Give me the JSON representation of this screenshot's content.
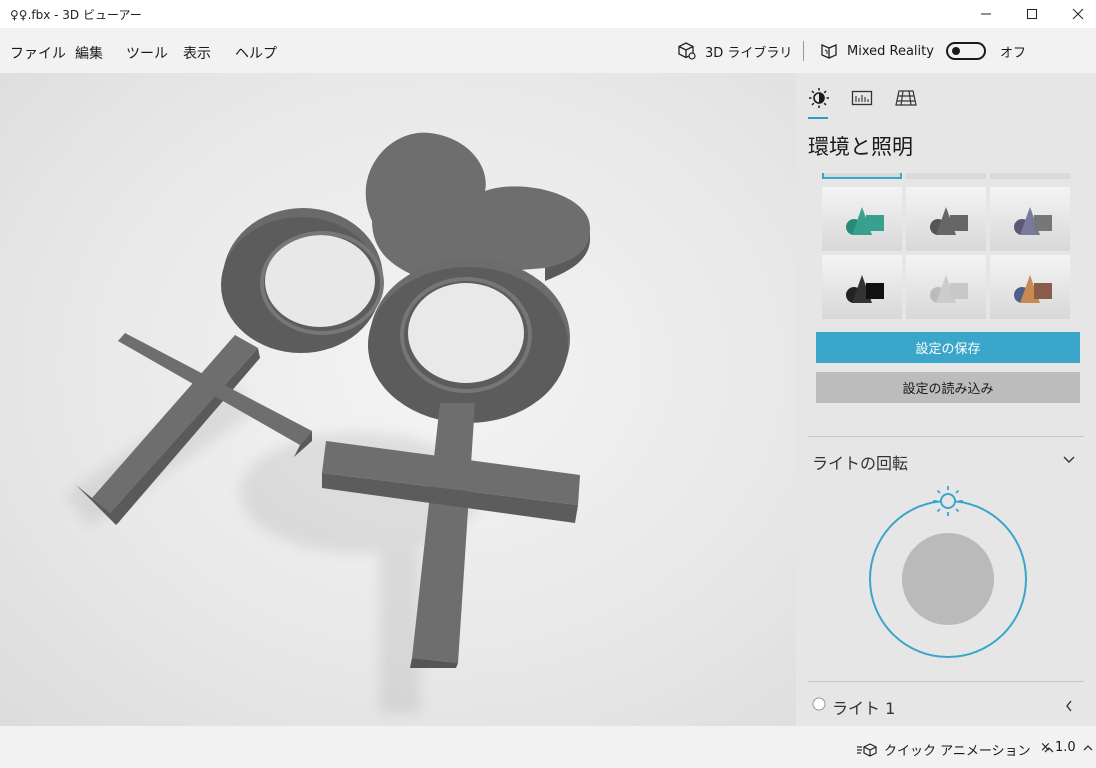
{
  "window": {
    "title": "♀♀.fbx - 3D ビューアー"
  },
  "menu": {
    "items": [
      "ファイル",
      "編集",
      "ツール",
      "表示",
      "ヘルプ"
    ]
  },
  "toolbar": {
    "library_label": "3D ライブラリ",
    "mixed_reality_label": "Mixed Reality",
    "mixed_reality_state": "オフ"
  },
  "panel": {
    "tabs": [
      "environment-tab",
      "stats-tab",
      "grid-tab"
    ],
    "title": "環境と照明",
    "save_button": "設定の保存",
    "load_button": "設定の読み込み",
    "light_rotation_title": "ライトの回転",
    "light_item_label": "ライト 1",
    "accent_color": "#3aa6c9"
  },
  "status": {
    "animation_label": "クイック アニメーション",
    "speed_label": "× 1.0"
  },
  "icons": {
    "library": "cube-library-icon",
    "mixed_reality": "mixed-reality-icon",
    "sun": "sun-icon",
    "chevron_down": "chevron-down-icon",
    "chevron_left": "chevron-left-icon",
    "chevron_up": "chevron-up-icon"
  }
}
.....
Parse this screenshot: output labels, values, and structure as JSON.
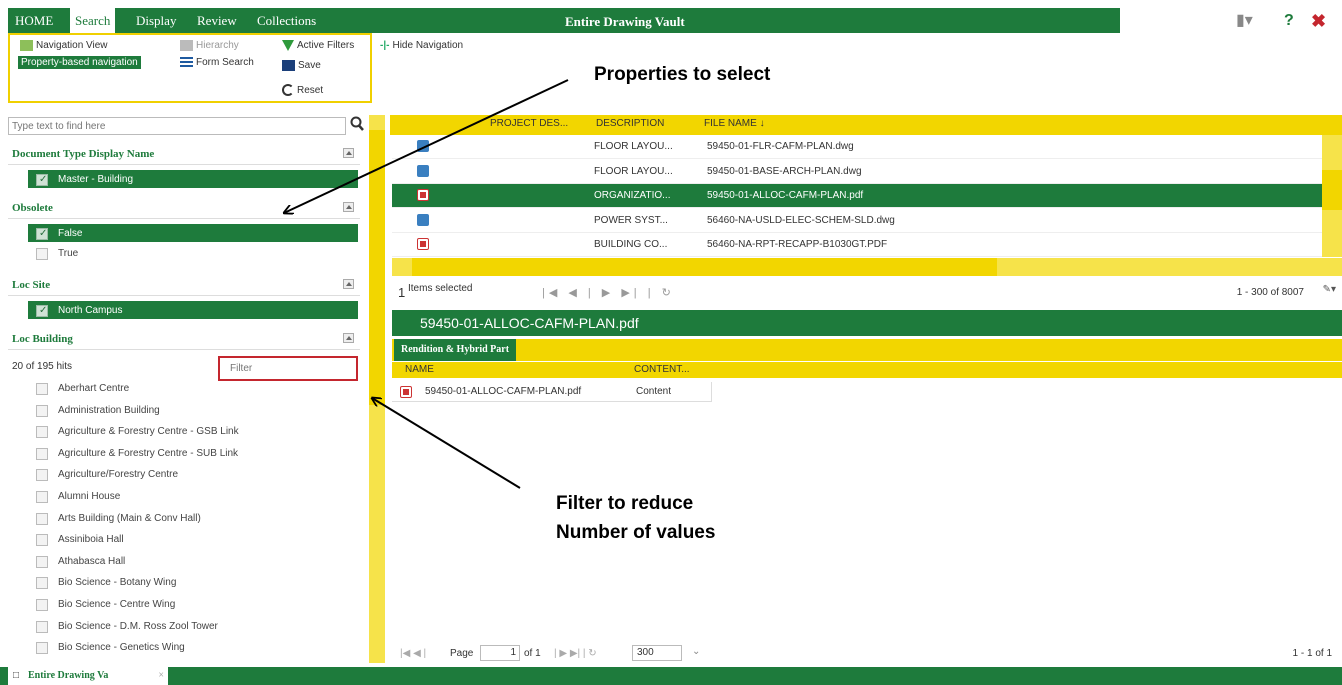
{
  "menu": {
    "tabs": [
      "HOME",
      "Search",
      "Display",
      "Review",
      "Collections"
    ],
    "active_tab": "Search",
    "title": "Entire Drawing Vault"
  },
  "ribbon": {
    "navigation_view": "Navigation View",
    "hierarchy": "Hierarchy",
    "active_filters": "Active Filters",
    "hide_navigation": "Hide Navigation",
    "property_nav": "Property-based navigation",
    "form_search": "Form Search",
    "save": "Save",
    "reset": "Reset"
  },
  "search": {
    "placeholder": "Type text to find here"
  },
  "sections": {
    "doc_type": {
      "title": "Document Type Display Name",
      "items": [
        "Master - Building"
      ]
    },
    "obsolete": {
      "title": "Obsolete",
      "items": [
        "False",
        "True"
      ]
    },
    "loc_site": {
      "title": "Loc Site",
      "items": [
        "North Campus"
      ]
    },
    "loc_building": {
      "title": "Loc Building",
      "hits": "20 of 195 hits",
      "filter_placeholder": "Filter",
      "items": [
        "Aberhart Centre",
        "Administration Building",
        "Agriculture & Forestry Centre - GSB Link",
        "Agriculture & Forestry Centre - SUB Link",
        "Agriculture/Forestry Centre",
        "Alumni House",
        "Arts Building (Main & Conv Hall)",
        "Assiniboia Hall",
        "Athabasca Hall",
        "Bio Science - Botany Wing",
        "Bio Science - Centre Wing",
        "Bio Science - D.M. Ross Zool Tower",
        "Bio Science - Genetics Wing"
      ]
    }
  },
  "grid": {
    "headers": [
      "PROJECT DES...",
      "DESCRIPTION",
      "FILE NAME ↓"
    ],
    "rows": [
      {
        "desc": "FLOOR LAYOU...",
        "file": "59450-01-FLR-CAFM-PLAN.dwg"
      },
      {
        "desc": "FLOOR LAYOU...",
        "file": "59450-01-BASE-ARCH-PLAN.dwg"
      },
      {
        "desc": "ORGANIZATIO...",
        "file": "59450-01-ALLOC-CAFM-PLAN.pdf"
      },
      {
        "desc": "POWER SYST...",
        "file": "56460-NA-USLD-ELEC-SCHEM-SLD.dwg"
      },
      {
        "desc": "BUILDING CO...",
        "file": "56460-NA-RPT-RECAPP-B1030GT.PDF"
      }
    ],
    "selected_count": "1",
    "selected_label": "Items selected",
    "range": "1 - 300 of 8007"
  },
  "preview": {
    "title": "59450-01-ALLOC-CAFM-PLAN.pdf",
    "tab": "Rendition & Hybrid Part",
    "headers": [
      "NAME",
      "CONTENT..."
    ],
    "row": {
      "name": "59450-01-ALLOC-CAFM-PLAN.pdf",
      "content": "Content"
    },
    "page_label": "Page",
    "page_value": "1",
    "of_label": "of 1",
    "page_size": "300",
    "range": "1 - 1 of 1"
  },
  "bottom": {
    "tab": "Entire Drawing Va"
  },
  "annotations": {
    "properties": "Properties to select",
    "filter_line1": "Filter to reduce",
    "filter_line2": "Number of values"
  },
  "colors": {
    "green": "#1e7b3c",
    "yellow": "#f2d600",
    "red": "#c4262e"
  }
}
.....
#### Problem to work on:
Copy all lines from the listing that contain "this".

#### Reply:
Give me the JSON representation of this screenshot's content.
Parse this screenshot: output labels, values, and structure as JSON.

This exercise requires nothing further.